▸ **PROBLEM REQUIREMENTS**:
Reply with one number: the count of lines in the records below that hold "color".

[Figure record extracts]
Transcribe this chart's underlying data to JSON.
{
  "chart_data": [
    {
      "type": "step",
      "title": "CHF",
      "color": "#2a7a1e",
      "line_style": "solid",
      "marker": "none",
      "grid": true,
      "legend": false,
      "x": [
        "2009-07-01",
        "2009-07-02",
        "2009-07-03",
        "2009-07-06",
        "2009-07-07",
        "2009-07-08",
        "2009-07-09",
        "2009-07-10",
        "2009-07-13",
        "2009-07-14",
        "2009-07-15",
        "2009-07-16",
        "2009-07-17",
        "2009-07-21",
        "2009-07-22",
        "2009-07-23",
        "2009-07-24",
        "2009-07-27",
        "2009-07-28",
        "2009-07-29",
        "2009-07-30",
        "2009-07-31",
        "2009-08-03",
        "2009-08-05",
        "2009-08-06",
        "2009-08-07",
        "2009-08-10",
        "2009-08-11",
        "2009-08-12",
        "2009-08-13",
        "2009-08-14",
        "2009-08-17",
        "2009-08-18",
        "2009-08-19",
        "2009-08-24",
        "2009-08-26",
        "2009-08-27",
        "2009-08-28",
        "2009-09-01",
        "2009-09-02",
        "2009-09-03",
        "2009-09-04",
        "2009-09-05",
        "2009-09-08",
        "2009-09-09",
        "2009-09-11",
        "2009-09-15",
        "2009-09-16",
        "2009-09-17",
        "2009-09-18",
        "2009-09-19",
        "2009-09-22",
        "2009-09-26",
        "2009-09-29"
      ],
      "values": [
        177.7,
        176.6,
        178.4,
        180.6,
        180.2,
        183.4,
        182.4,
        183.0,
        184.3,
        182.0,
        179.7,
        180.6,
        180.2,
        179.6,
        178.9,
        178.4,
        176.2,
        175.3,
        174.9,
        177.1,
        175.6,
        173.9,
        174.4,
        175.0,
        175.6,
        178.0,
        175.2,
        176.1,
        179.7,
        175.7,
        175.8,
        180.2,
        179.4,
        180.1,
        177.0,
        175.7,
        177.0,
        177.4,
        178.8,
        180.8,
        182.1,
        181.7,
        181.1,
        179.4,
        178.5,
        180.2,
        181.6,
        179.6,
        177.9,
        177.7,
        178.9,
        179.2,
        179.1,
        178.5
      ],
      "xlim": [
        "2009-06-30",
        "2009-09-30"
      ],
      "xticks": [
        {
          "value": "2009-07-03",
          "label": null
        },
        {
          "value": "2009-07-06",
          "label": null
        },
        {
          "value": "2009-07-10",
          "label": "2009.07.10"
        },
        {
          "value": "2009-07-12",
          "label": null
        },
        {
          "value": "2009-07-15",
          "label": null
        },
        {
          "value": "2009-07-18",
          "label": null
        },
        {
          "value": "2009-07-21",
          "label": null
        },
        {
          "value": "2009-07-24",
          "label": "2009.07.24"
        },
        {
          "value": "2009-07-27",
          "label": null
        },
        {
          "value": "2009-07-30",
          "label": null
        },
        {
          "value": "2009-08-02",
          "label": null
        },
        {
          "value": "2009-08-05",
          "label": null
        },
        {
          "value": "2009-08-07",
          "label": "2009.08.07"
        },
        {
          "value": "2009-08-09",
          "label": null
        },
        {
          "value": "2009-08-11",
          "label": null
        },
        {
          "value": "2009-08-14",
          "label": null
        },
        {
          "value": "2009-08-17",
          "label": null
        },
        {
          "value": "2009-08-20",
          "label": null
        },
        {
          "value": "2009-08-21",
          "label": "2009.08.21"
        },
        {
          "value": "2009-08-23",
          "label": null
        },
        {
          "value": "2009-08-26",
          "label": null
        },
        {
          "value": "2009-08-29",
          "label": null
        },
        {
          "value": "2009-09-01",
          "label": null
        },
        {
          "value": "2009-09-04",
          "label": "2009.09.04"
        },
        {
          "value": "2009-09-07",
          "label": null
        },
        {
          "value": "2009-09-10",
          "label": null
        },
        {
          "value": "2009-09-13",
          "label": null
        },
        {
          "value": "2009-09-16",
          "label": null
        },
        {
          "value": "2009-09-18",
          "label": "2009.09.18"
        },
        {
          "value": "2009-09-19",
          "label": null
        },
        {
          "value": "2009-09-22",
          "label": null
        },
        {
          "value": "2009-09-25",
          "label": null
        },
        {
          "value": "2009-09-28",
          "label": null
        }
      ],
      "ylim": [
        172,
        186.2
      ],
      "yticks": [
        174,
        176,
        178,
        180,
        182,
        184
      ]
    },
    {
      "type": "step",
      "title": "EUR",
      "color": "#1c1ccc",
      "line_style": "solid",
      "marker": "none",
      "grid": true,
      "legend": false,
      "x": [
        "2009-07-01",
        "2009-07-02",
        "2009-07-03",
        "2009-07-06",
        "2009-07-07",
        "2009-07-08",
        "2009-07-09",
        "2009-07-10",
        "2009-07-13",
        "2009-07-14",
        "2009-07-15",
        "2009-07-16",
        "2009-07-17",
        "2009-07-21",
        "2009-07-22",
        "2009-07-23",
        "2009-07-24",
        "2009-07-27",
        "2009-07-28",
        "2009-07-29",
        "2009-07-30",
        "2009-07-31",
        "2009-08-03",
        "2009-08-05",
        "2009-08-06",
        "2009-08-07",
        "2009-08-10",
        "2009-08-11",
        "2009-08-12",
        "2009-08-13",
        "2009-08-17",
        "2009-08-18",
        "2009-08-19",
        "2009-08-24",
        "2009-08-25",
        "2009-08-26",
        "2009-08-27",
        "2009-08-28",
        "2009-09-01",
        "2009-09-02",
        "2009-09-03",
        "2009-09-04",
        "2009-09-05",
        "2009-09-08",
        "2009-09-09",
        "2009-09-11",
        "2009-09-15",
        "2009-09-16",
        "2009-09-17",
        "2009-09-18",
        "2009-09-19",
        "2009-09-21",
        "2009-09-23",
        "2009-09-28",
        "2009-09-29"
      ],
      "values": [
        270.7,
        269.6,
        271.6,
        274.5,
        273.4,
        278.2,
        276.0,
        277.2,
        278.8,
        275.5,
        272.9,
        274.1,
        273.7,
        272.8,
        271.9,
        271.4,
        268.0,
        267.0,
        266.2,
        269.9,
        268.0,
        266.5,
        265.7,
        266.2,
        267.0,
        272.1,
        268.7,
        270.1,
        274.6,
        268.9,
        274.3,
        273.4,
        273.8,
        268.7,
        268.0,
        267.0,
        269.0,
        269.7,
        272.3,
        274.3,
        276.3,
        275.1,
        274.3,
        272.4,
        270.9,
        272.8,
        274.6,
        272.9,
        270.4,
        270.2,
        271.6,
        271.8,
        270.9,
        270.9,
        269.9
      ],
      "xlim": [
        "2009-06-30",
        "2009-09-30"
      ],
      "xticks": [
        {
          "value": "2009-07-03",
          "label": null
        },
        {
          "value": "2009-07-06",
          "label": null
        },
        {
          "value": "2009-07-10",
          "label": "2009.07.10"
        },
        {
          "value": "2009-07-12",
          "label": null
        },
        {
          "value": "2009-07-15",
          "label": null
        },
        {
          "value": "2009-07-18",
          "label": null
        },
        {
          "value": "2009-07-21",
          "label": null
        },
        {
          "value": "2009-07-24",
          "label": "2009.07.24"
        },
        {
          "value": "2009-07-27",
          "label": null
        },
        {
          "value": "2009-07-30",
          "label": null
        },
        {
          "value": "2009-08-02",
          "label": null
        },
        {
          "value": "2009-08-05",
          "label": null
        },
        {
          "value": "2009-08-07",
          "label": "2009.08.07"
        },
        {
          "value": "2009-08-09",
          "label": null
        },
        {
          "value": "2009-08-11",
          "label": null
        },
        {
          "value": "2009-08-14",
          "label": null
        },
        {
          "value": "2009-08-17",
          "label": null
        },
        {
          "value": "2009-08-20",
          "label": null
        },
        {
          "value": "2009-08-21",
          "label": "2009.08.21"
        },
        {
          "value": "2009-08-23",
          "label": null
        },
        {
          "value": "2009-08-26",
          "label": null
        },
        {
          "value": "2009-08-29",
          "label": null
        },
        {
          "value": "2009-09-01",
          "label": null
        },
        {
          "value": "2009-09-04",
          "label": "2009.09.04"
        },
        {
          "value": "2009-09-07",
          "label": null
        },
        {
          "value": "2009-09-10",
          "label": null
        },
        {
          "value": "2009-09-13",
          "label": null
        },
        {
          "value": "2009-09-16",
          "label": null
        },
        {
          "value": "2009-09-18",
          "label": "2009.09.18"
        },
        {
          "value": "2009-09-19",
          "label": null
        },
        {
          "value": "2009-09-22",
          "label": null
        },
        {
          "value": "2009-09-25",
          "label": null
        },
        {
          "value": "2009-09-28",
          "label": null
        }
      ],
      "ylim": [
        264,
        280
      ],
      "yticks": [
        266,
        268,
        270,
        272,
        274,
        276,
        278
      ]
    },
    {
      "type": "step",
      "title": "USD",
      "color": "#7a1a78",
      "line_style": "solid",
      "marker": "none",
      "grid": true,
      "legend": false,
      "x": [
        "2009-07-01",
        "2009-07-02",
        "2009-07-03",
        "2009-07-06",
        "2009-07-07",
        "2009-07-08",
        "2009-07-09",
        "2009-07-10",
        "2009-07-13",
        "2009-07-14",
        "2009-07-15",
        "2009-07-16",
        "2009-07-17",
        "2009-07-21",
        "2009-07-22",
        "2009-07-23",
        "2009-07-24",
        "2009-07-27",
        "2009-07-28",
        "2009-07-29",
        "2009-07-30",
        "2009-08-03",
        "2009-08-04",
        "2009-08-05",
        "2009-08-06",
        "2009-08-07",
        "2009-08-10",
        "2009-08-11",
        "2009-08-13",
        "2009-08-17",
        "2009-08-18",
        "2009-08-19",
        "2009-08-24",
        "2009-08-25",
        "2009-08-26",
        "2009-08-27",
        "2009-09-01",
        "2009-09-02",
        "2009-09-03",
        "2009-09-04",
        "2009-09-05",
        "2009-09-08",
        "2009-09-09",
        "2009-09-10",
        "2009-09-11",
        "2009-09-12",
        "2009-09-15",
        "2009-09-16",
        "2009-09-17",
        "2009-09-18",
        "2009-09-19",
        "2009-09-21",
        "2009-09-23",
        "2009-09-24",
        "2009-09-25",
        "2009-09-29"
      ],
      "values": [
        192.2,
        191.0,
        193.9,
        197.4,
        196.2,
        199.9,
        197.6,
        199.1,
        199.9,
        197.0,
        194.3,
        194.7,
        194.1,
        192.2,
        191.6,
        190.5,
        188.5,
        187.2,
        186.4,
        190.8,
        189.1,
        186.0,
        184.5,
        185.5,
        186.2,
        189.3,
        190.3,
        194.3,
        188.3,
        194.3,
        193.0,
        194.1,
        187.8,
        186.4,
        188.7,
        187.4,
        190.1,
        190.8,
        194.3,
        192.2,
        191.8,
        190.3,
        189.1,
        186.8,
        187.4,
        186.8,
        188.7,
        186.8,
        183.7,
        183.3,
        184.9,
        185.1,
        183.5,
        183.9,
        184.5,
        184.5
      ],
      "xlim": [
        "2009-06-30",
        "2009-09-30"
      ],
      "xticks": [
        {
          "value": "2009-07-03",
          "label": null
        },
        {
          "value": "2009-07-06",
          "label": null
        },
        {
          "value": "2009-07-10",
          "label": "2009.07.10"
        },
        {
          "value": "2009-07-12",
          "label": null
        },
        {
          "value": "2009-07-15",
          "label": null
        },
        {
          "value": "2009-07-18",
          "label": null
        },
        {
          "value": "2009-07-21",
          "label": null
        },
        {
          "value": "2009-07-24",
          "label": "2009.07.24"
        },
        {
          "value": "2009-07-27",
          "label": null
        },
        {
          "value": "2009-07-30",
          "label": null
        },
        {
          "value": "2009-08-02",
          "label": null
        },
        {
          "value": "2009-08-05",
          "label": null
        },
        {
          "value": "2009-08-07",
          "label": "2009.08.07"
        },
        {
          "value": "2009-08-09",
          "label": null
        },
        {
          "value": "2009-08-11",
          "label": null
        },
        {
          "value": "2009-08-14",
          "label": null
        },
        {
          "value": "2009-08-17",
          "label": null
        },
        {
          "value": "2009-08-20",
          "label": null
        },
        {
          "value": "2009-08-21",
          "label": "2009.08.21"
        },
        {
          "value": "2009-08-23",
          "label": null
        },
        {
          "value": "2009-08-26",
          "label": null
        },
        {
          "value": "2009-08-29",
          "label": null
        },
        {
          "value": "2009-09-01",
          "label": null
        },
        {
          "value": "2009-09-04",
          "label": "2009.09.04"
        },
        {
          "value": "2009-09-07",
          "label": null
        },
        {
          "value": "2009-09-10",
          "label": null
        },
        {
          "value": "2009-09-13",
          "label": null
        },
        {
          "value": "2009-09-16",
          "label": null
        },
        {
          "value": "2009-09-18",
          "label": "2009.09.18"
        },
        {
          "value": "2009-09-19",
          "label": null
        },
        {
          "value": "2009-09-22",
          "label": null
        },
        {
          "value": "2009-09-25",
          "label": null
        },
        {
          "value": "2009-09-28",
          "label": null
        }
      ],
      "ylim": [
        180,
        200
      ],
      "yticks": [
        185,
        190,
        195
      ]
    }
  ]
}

▸ **RESULT FOR THIS TASK**:
3